TASK GOAL:
Using the records below, please work out how many lines contain "color"; answer with the number alone.

INPUT RECORDS:

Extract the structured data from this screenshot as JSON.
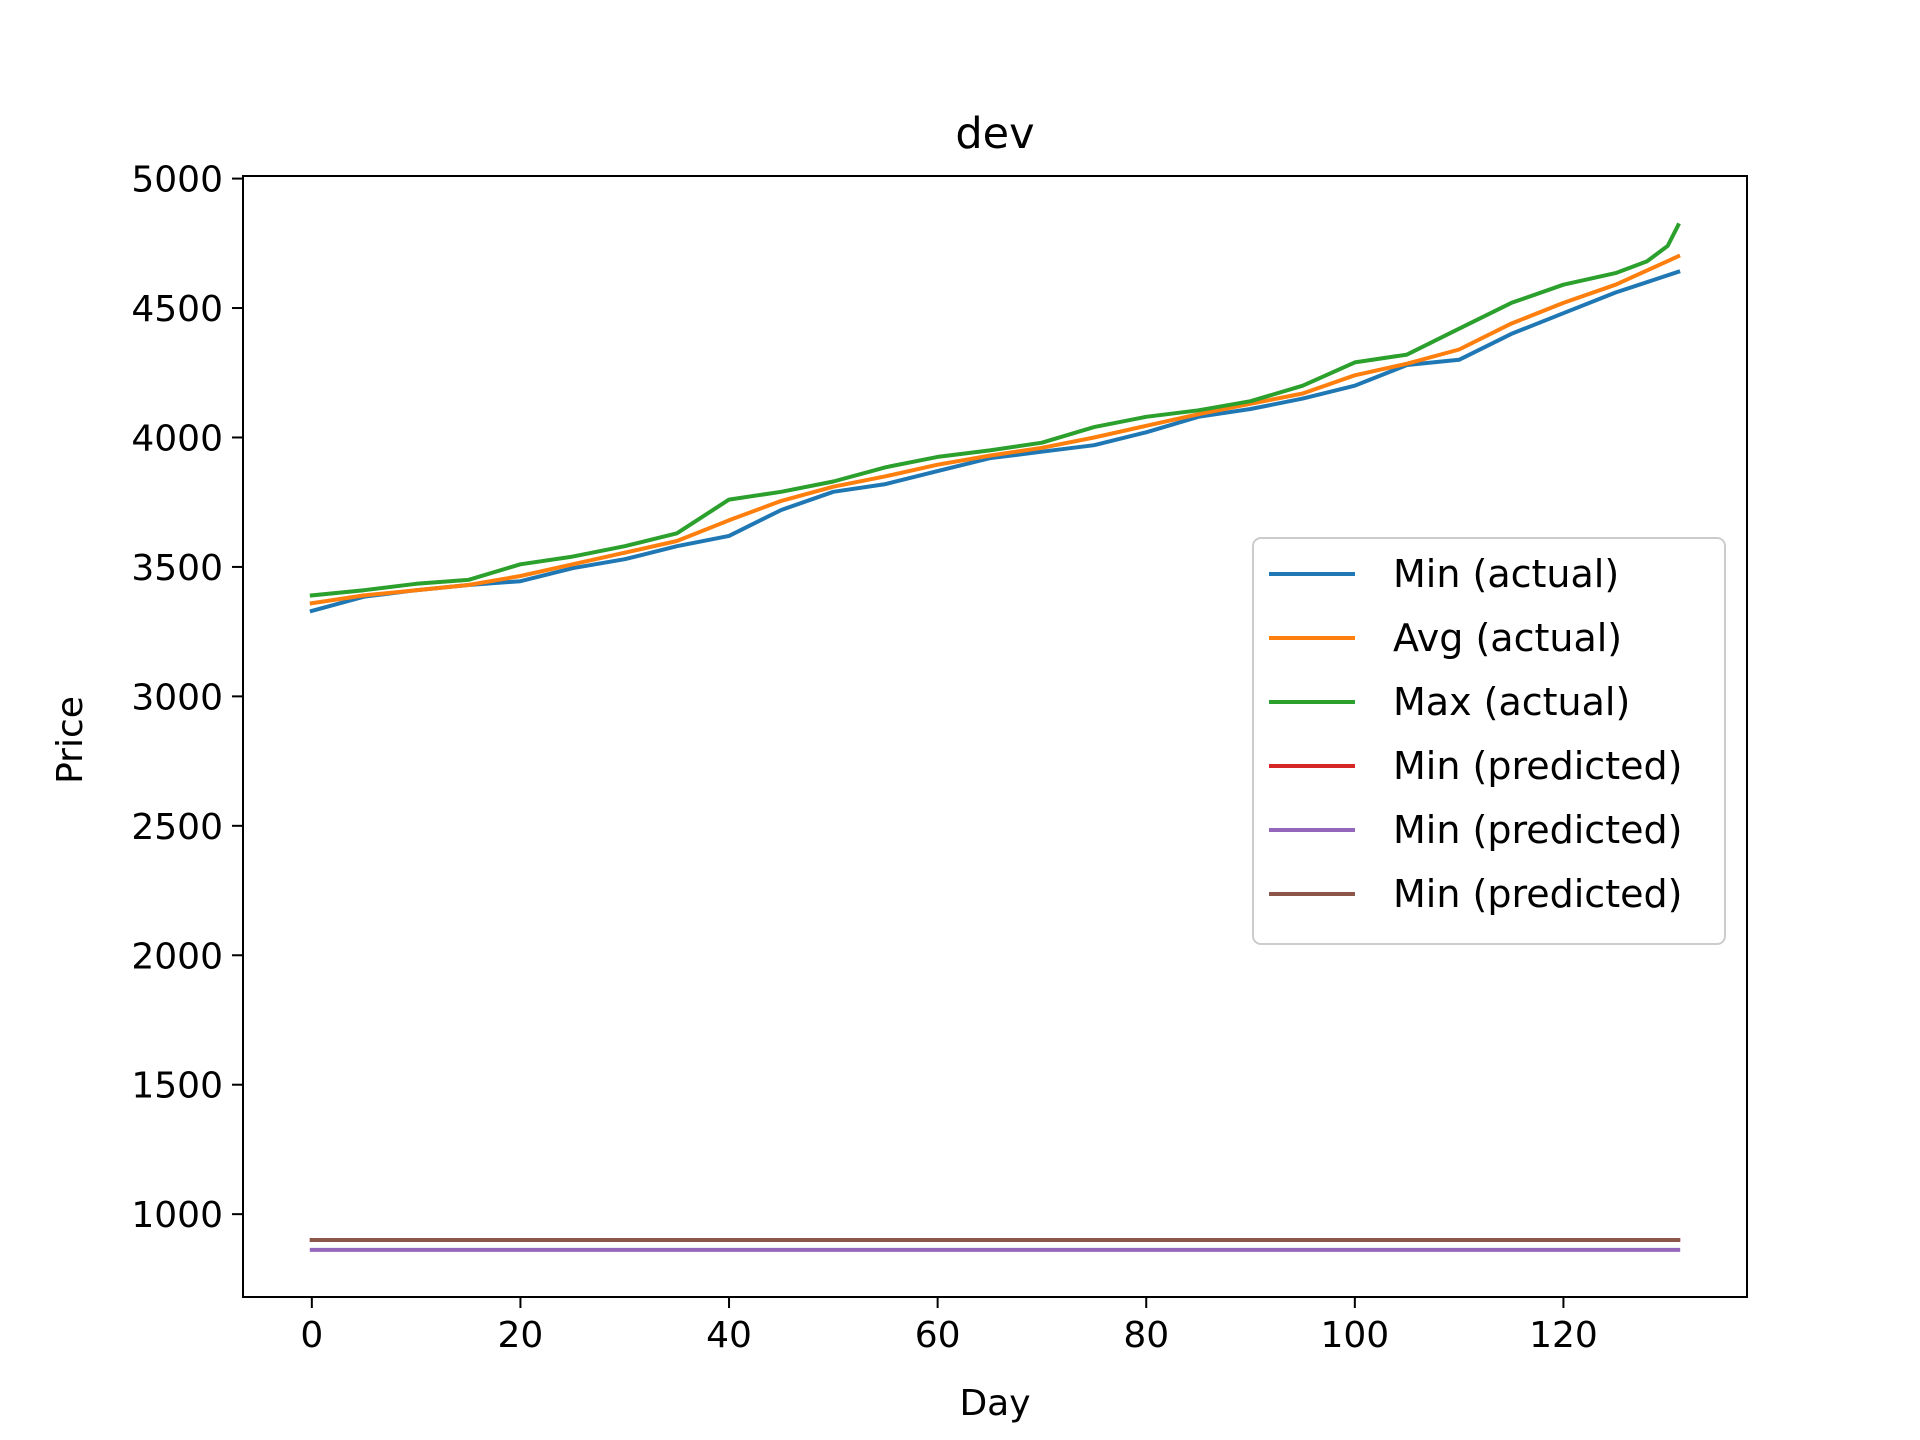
{
  "chart_data": {
    "type": "line",
    "title": "dev",
    "xlabel": "Day",
    "ylabel": "Price",
    "xlim": [
      -6.6,
      137.6
    ],
    "ylim": [
      680,
      5010
    ],
    "xticks": [
      0,
      20,
      40,
      60,
      80,
      100,
      120
    ],
    "yticks": [
      1000,
      1500,
      2000,
      2500,
      3000,
      3500,
      4000,
      4500,
      5000
    ],
    "grid": false,
    "legend_position": "center-right",
    "series": [
      {
        "name": "Min (actual)",
        "color": "#1f77b4",
        "x": [
          0,
          5,
          10,
          15,
          20,
          25,
          30,
          35,
          40,
          45,
          50,
          55,
          60,
          65,
          70,
          75,
          80,
          85,
          90,
          95,
          100,
          105,
          110,
          115,
          120,
          125,
          131
        ],
        "y": [
          3330,
          3385,
          3410,
          3430,
          3445,
          3495,
          3530,
          3580,
          3620,
          3720,
          3790,
          3820,
          3870,
          3920,
          3945,
          3970,
          4020,
          4080,
          4110,
          4150,
          4200,
          4280,
          4300,
          4400,
          4480,
          4560,
          4640
        ]
      },
      {
        "name": "Avg (actual)",
        "color": "#ff7f0e",
        "x": [
          0,
          5,
          10,
          15,
          20,
          25,
          30,
          35,
          40,
          45,
          50,
          55,
          60,
          65,
          70,
          75,
          80,
          85,
          90,
          95,
          100,
          105,
          110,
          115,
          120,
          125,
          131
        ],
        "y": [
          3360,
          3390,
          3410,
          3430,
          3465,
          3510,
          3555,
          3600,
          3680,
          3755,
          3810,
          3850,
          3895,
          3930,
          3960,
          4000,
          4045,
          4090,
          4130,
          4170,
          4240,
          4285,
          4340,
          4440,
          4520,
          4590,
          4700
        ]
      },
      {
        "name": "Max (actual)",
        "color": "#2ca02c",
        "x": [
          0,
          5,
          10,
          15,
          20,
          25,
          30,
          35,
          40,
          45,
          50,
          55,
          60,
          65,
          70,
          75,
          80,
          85,
          90,
          95,
          100,
          105,
          110,
          115,
          120,
          125,
          128,
          130,
          131
        ],
        "y": [
          3390,
          3410,
          3435,
          3450,
          3510,
          3540,
          3580,
          3630,
          3760,
          3790,
          3830,
          3885,
          3925,
          3950,
          3980,
          4040,
          4080,
          4105,
          4140,
          4200,
          4290,
          4320,
          4420,
          4520,
          4590,
          4635,
          4680,
          4740,
          4820
        ]
      },
      {
        "name": "Min (predicted)",
        "color": "#d62728",
        "x": [
          0,
          131
        ],
        "y": [
          900,
          900
        ]
      },
      {
        "name": "Min (predicted)",
        "color": "#9467bd",
        "x": [
          0,
          131
        ],
        "y": [
          862,
          862
        ]
      },
      {
        "name": "Min (predicted)",
        "color": "#8c564b",
        "x": [
          0,
          131
        ],
        "y": [
          900,
          900
        ]
      }
    ]
  }
}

ANSWER FOR THE TASK:
6